• Excerpted data:
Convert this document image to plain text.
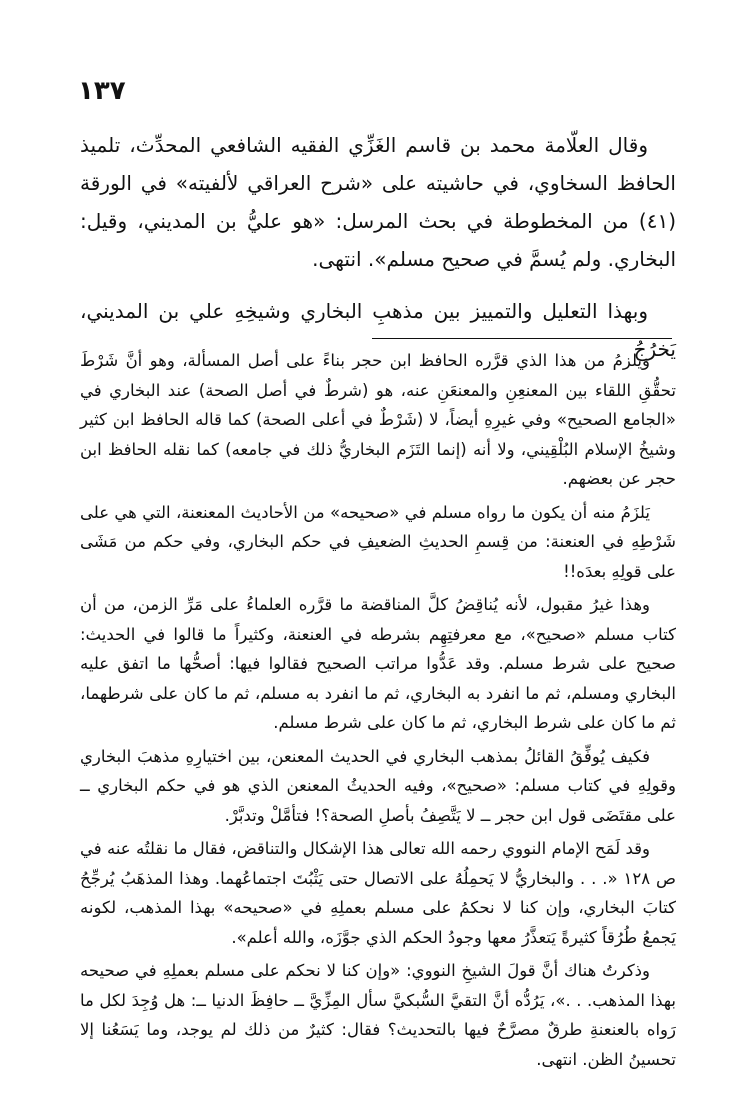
١٣٧

وقال العلّامة محمد بن قاسم الغَزِّي الفقيه الشافعي المحدِّث، تلميذ الحافظ السخاوي، في حاشيته على «شرح العراقي لألفيته» في الورقة (٤١) من المخطوطة في بحث المرسل: «هو عليُّ بن المديني، وقيل: البخاري. ولم يُسمَّ في صحيح مسلم». انتهى.

وبهذا التعليل والتمييز بين مذهبِ البخاري وشيخِهِ علي بن المديني، يَخرُجُ

ويلزمُ من هذا الذي قرَّره الحافظ ابن حجر بناءً على أصل المسألة، وهو أنَّ شَرْطَ تحقُّقِ اللقاء بين المعنعِنِ والمعنعَنِ عنه، هو (شرطٌ في أصل الصحة) عند البخاري في «الجامع الصحيح» وفي غيرِهِ أيضاً، لا (شَرْطٌ في أعلى الصحة) كما قاله الحافظ ابن كثير وشيخُ الإسلام البُلْقِيني، ولا أنه (إنما التَزَم البخاريُّ ذلك في جامعه) كما نقله الحافظ ابن حجر عن بعضهم.

يَلزَمُ منه أن يكون ما رواه مسلم في «صحيحه» من الأحاديث المعنعنة، التي هي على شَرْطِهِ في العنعنة: من قِسمِ الحديثِ الضعيفِ في حكم البخاري، وفي حكم من مَشَى على قولِهِ بعدَه!!

وهذا غيرُ مقبول، لأنه يُناقِضُ كلَّ المناقضة ما قرَّره العلماءُ على مَرِّ الزمن، من أن كتاب مسلم «صحيح»، مع معرفتِهِم بشرطه في العنعنة، وكثيراً ما قالوا في الحديث: صحيح على شرط مسلم. وقد عَدُّوا مراتب الصحيح فقالوا فيها: أصحُّها ما اتفق عليه البخاري ومسلم، ثم ما انفرد به البخاري، ثم ما انفرد به مسلم، ثم ما كان على شرطهما، ثم ما كان على شرط البخاري، ثم ما كان على شرط مسلم.

فكيف يُوفِّقُ القائلُ بمذهب البخاري في الحديث المعنعن، بين اختيارِهِ مذهبَ البخاري وقولِهِ في كتاب مسلم: «صحيح»، وفيه الحديثُ المعنعن الذي هو في حكم البخاري ــ على مقتَضَى قول ابن حجر ــ لا يَتَّصِفُ بأصلِ الصحة؟! فتأمَّلْ وتدبَّرْ.

وقد لَمَح الإمام النووي رحمه الله تعالى هذا الإشكال والتناقض، فقال ما نقلتُه عنه في ص ١٢٨ «. . . والبخاريُّ لا يَحمِلُهُ على الاتصال حتى يَثْبُتَ اجتماعُهما. وهذا المذهَبُ يُرجِّحُ كتابَ البخاري، وإن كنا لا نحكمُ على مسلم بعملِهِ في «صحيحه» بهذا المذهب، لكونه يَجمعُ طُرُقاً كثيرةً يَتعذَّرُ معها وجودُ الحكم الذي جوَّزَه، والله أعلم».

وذكرتُ هناك أنَّ قولَ الشيخِ النووي: «وإن كنا لا نحكم على مسلم بعملِهِ في صحيحه بهذا المذهب. . .»، يَرُدُّه أنَّ التقيَّ السُّبكيَّ سأل المِزِّيَّ ــ حافِظَ الدنيا ــ: هل وُجِدَ لكل ما رَواه بالعنعنةِ طرقٌ مصرَّحٌ فيها بالتحديث؟ فقال: كثيرٌ من ذلك لم يوجد، وما يَسَعُنا إلا تحسينُ الظن. انتهى.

• Work to do: Leave out the pictures and return every record word for word.

• Result of this task:
Convert this document image to plain text.
١٣٧

وقال العلّامة محمد بن قاسم الغَزِّي الفقيه الشافعي المحدِّث، تلميذ الحافظ السخاوي، في حاشيته على «شرح العراقي لألفيته» في الورقة (٤١) من المخطوطة في بحث المرسل: «هو عليُّ بن المديني، وقيل: البخاري. ولم يُسمَّ في صحيح مسلم». انتهى.

وبهذا التعليل والتمييز بين مذهبِ البخاري وشيخِهِ علي بن المديني، يَخرُجُ

ويلزمُ من هذا الذي قرَّره الحافظ ابن حجر بناءً على أصل المسألة، وهو أنَّ شَرْطَ تحقُّقِ اللقاء بين المعنعِنِ والمعنعَنِ عنه، هو (شرطٌ في أصل الصحة) عند البخاري في «الجامع الصحيح» وفي غيرِهِ أيضاً، لا (شَرْطٌ في أعلى الصحة) كما قاله الحافظ ابن كثير وشيخُ الإسلام البُلْقِيني، ولا أنه (إنما التَزَم البخاريُّ ذلك في جامعه) كما نقله الحافظ ابن حجر عن بعضهم.

يَلزَمُ منه أن يكون ما رواه مسلم في «صحيحه» من الأحاديث المعنعنة، التي هي على شَرْطِهِ في العنعنة: من قِسمِ الحديثِ الضعيفِ في حكم البخاري، وفي حكم من مَشَى على قولِهِ بعدَه!!

وهذا غيرُ مقبول، لأنه يُناقِضُ كلَّ المناقضة ما قرَّره العلماءُ على مَرِّ الزمن، من أن كتاب مسلم «صحيح»، مع معرفتِهِم بشرطه في العنعنة، وكثيراً ما قالوا في الحديث: صحيح على شرط مسلم. وقد عَدُّوا مراتب الصحيح فقالوا فيها: أصحُّها ما اتفق عليه البخاري ومسلم، ثم ما انفرد به البخاري، ثم ما انفرد به مسلم، ثم ما كان على شرطهما، ثم ما كان على شرط البخاري، ثم ما كان على شرط مسلم.

فكيف يُوفِّقُ القائلُ بمذهب البخاري في الحديث المعنعن، بين اختيارِهِ مذهبَ البخاري وقولِهِ في كتاب مسلم: «صحيح»، وفيه الحديثُ المعنعن الذي هو في حكم البخاري ــ على مقتَضَى قول ابن حجر ــ لا يَتَّصِفُ بأصلِ الصحة؟! فتأمَّلْ وتدبَّرْ.

وقد لَمَح الإمام النووي رحمه الله تعالى هذا الإشكال والتناقض، فقال ما نقلتُه عنه في ص ١٢٨ «. . . والبخاريُّ لا يَحمِلُهُ على الاتصال حتى يَثْبُتَ اجتماعُهما. وهذا المذهَبُ يُرجِّحُ كتابَ البخاري، وإن كنا لا نحكمُ على مسلم بعملِهِ في «صحيحه» بهذا المذهب، لكونه يَجمعُ طُرُقاً كثيرةً يَتعذَّرُ معها وجودُ الحكم الذي جوَّزَه، والله أعلم».

وذكرتُ هناك أنَّ قولَ الشيخِ النووي: «وإن كنا لا نحكم على مسلم بعملِهِ في صحيحه بهذا المذهب. . .»، يَرُدُّه أنَّ التقيَّ السُّبكيَّ سأل المِزِّيَّ ــ حافِظَ الدنيا ــ: هل وُجِدَ لكل ما رَواه بالعنعنةِ طرقٌ مصرَّحٌ فيها بالتحديث؟ فقال: كثيرٌ من ذلك لم يوجد، وما يَسَعُنا إلا تحسينُ الظن. انتهى.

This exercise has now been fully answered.